__Set of tasks__
(1) Set down the passage of the Cartridge setup guide between "mode: stateful" and "any additional settings.", inclusive, word for word.
(2) According to the Cartridge setup guide, which state providers are currently supported for stateful failover?

That's it! With a single command, we configured the topology and also enabled sharding. Pretty cool, huh? Let's take a closer look at replicasets.yml:

router:
  instances:
  - router
  roles:
  - failover-coordinator
  - vshard-router
  - app.roles.custom
  all_rw: false
s-1:
  instances:
  - s1-master
  - s1-replica
  roles:
  - vshard-storage
  weight: 1
  all_rw: false
  vshard_group: default
s-2:
  instances:
  - s2-master
  - s2-replica
  roles:
  - vshard-storage
  weight: 1
  all_rw: false
  vshard_group: default

The file contains three replica sets named router, s-1, and s-2.

• In the instances block, the instances in each replica set are defined. The names of the instances must correspond with the names defined in instances.yml.
• The roles block defines roles for each replica set.
• weight is the vshard weight of a replica set.
• all_rw is a flag that makes all the instances in a replica set readable and writable.
• vshard_group is the name of the vshard group that the replica set belongs to.

If, for some reason, you want to set it all up manually, without using replicasets.yml, there are more cartridge replicasets options:

# Join s1-master and s1-replica into the replica set s-1
cartridge replicasets join --replicaset s-1 s1-master s1-replica
# Add a router replica
cartridge replicasets join --replicaset router router
# Look at the currently available roles and choose the most suitable for each replica
cartridge replicasets list-roles
# Add the role vshard-storage for the replica set s-1
cartridge replicasets add-roles --replicaset s-1 vshard-storage
# Add roles for the router replica
cartridge replicasets add-roles \
  --replicaset router \
  vshard-router app.roles.custom failover-coordinator metrics
# Finally, bootstrap vshard
cartridge replicasets bootstrap-vshard
# Look at the replica set configuration
cartridge replicasets list

To reset cluster configuration, use the following commands:

cartridge stop
cartridge clean

Failover configuration

After configuring the cluster topology, let's set up failover:

cartridge failover setup
# Display failover state
cartridge failover status

The cartridge failover setup command applies the configuration defined in failover.yml, a file in our application's root directory.

mode: stateful
state_provider: stateboard
stateboard_params:
  uri: localhost:4401
  password: passwd

There are three failover options: eventual, stateful, and disabled.

• eventual and disabled don't require any additional settings.
• stateful requires defining a state provider in the state_provider field and specifying its parameters. Currently, stateboard and etcd2 providers are supported.

To learn more about failover structure, check our documentation. Read the detailed description of the cartridge failover command to learn about all the possible failover parameters. You can also enter failover configuration options right in the command line with cartridge failover set:

cartridge failover set stateful \
  --state-provider etcd2 \ 
  --provider-params '{"lock_delay": 15}'

To turn failover off, use the following commands:

cartridge failover disable
# or
cartridge failover set disabled

Connecting to instances

You might need to connect to an instance and enter some commands there, for example, run cartridge.reload_roles(). That's easy! With cartridge enter, you can connect to the instance via a console socket stored in run-dir. No additional parameters are needed. Just enter the name of the instance as specified in instances.yml:

cartridge enter instance-name

You can also use cartridge connect to connect to an instance. The difference is that cartridge connect lets you specify the instance address or path to the UNIX socket.

__Entries supplied__
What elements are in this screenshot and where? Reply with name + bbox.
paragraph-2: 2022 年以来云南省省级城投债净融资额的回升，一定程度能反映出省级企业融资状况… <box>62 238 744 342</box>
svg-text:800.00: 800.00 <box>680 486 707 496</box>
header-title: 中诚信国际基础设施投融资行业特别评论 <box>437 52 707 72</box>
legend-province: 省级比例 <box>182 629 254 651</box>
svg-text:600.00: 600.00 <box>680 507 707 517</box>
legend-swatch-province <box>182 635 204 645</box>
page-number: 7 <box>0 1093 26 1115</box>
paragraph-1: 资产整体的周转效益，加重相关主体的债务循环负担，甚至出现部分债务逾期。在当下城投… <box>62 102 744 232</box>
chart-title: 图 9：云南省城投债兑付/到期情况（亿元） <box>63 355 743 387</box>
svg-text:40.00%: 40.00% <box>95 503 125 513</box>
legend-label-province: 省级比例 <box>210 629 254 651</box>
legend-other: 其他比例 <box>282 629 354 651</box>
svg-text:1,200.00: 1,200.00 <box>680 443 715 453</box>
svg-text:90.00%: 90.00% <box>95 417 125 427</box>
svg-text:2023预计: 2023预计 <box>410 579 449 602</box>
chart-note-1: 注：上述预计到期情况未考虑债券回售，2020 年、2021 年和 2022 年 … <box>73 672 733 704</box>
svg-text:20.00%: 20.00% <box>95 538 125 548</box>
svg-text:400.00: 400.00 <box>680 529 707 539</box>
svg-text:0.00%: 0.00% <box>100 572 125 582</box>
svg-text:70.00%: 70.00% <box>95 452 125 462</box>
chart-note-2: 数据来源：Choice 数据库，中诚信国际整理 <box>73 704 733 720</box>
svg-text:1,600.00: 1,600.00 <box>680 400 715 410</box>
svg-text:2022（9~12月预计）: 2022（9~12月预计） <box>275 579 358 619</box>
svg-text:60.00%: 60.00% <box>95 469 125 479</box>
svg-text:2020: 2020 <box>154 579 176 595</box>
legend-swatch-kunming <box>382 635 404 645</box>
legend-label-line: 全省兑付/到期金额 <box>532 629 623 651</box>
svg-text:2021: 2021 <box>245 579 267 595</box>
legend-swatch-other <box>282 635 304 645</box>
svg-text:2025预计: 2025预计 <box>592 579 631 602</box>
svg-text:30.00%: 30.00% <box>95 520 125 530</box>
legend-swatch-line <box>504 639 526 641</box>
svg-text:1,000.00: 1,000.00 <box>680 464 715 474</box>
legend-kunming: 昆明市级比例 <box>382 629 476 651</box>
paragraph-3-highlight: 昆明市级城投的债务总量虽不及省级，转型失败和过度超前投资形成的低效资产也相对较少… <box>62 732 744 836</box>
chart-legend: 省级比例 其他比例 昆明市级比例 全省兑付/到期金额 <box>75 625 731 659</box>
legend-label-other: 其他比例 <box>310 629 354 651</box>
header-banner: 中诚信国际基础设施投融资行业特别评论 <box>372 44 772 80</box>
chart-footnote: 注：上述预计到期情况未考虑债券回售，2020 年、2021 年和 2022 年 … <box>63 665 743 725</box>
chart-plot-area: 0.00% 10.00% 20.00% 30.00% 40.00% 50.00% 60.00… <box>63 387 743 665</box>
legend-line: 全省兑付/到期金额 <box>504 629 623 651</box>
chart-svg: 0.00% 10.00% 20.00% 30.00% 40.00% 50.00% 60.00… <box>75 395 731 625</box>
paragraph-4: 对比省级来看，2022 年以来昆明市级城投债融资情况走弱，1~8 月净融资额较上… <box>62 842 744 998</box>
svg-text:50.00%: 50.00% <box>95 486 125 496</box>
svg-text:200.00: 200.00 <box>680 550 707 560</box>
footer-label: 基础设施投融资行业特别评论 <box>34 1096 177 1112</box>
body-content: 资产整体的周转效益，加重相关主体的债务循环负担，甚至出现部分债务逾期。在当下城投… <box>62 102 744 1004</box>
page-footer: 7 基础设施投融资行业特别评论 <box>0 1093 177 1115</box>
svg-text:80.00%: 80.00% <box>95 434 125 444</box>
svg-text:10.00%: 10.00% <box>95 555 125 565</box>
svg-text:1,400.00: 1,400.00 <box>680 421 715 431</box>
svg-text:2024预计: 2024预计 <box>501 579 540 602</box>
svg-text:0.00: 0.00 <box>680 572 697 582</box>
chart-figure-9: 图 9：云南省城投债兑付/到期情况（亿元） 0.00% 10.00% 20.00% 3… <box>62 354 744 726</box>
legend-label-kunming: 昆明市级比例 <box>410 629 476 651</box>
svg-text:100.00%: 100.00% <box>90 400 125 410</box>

__Responses to the tasks__
(1)
mode: stateful
state_provider: stateboard
stateboard_params:
  uri: localhost:4401
  password: passwd

There are three failover options: eventual, stateful, and disabled.

• eventual and disabled don't require any additional settings.

(2) Stateboard and etcd2.